• _Set task_: Below are the entries; output exactly the lines from the one containing "Output the text content of this document." through the final line, inclusive.

(A block of data)

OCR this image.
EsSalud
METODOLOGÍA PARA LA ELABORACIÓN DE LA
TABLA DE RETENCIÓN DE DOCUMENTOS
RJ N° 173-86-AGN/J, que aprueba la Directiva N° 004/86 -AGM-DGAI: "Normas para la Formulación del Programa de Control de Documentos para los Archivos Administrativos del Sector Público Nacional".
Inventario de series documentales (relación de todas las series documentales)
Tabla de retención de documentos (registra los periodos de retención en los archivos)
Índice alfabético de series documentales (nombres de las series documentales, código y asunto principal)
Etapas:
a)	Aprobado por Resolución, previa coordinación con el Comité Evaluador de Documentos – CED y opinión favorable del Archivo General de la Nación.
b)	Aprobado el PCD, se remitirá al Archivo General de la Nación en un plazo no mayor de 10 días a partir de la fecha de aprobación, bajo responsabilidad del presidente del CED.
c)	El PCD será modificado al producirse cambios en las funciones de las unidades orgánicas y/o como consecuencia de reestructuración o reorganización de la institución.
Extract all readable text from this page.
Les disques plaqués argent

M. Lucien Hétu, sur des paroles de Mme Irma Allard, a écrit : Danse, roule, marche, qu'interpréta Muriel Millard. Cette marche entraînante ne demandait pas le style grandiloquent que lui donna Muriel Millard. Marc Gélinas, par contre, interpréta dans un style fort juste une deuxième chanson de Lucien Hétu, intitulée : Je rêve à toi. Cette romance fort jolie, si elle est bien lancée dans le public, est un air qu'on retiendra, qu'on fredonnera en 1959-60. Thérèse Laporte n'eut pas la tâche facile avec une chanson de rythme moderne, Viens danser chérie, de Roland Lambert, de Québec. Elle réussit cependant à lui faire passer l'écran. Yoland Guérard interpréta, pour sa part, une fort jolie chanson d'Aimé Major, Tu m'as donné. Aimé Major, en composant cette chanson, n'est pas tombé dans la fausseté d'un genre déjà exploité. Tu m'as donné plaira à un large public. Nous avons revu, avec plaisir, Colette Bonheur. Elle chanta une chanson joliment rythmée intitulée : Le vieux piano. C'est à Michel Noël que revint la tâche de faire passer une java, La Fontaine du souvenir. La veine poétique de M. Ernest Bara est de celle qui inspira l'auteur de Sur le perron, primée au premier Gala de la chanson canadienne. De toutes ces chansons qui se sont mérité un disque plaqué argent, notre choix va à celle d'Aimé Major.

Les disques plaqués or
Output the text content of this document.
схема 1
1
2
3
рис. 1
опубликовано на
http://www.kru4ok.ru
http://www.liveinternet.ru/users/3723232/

• _Exercise response_:
Output the text content of this document.
схема 1
1
2
3
рис. 1
опубликовано на
http://www.kru4ok.ru
http://www.liveinternet.ru/users/3723232/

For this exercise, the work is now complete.